(Saved data entries)
-------
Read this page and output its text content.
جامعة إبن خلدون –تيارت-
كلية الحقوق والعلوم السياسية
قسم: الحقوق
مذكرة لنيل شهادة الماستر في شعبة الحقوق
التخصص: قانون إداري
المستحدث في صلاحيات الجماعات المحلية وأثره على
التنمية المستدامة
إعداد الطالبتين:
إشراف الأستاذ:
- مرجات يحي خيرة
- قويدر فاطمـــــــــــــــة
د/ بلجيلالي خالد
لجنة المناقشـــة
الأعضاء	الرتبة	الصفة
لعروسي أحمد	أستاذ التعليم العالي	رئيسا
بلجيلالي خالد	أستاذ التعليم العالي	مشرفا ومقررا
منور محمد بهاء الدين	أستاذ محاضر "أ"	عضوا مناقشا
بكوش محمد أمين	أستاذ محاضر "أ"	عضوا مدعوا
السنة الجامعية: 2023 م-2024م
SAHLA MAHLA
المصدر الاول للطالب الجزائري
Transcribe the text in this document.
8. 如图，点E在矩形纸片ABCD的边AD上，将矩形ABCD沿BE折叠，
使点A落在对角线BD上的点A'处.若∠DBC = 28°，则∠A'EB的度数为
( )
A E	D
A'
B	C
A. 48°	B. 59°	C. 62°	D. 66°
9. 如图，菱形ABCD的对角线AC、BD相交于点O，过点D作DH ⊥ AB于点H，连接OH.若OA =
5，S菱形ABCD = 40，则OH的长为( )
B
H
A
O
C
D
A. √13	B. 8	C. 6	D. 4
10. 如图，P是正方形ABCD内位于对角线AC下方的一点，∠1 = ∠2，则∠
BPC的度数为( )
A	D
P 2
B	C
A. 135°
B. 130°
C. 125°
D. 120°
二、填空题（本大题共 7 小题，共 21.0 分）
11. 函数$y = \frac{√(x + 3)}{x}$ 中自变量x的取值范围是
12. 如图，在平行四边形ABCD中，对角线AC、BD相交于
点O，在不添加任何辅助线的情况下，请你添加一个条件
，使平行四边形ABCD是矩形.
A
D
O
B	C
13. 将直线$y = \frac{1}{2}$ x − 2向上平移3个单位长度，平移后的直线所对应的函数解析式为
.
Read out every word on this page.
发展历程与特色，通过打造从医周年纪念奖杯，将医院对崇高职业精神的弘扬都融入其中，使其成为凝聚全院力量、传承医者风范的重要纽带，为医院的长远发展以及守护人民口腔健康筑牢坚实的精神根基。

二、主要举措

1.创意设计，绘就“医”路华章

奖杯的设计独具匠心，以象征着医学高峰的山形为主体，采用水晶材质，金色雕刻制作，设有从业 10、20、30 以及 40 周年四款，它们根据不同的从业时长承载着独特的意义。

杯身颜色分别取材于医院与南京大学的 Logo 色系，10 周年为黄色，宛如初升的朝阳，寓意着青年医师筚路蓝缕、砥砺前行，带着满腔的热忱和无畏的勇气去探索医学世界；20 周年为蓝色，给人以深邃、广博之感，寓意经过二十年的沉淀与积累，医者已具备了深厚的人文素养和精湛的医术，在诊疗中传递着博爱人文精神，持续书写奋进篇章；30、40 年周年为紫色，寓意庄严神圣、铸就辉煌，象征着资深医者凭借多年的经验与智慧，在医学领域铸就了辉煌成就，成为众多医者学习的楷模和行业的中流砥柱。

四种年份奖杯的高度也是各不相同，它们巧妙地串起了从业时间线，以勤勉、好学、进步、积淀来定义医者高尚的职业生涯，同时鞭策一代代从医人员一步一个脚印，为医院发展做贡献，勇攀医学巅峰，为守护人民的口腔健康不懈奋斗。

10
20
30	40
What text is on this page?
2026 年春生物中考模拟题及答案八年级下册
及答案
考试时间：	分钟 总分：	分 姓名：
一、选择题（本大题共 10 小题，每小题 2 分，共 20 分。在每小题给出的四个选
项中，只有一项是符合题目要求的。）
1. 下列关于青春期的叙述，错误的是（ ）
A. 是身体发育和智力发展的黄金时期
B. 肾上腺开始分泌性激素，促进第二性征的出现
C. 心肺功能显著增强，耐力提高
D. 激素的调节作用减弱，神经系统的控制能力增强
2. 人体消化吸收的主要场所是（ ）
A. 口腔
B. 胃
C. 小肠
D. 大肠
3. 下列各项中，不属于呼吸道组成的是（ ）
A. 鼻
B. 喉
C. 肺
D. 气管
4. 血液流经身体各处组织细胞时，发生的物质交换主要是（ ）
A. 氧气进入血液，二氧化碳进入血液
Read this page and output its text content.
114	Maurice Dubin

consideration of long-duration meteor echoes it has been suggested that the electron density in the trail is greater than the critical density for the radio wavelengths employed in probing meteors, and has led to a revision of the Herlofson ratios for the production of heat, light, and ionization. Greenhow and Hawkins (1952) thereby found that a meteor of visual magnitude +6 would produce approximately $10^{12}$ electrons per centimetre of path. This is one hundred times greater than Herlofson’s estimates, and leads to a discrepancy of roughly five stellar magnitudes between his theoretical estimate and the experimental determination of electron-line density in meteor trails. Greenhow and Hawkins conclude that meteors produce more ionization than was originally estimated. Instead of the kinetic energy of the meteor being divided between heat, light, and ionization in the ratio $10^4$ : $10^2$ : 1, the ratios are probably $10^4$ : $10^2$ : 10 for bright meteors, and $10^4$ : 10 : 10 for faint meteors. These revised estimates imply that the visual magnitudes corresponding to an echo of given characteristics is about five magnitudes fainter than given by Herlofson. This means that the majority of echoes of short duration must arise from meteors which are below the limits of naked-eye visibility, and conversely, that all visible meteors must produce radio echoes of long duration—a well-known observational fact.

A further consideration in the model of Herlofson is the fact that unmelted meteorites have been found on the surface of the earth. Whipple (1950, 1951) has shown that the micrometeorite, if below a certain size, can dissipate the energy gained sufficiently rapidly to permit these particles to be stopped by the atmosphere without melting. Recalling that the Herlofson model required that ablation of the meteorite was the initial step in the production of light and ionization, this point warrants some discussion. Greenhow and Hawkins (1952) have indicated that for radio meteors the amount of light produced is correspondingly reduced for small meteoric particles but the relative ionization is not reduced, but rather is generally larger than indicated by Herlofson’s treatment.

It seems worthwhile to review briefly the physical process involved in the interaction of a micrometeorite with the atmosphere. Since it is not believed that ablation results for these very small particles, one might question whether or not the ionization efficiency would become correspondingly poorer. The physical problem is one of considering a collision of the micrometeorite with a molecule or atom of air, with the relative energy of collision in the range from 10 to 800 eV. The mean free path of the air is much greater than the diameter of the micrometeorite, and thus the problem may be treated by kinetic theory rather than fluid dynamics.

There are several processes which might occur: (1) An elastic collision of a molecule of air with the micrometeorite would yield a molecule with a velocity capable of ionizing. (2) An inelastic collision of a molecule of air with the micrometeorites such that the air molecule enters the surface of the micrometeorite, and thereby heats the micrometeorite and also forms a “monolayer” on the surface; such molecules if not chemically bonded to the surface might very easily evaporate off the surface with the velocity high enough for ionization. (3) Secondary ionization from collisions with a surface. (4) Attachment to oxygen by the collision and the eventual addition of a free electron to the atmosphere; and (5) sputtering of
-------
● **Written exercise**
Keep only the lines that hold the string "collision", and copy them out.

● **In response**
It seems worthwhile to review briefly the physical process involved in the interaction of a micrometeorite with the atmosphere. Since it is not believed that ablation results for these very small particles, one might question whether or not the ionization efficiency would become correspondingly poorer. The physical problem is one of considering a collision of the micrometeorite with a molecule or atom of air, with the relative energy of collision in the range from 10 to 800 eV. The mean free path of the air is much greater than the diameter of the micrometeorite, and thus the problem may be treated by kinetic theory rather than fluid dynamics.
There are several processes which might occur: (1) An elastic collision of a molecule of air with the micrometeorite would yield a molecule with a velocity capable of ionizing. (2) An inelastic collision of a molecule of air with the micrometeorites such that the air molecule enters the surface of the micrometeorite, and thereby heats the micrometeorite and also forms a “monolayer” on the surface; such molecules if not chemically bonded to the surface might very easily evaporate off the surface with the velocity high enough for ionization. (3) Secondary ionization from collisions with a surface. (4) Attachment to oxygen by the collision and the eventual addition of a free electron to the atmosphere; and (5) sputtering of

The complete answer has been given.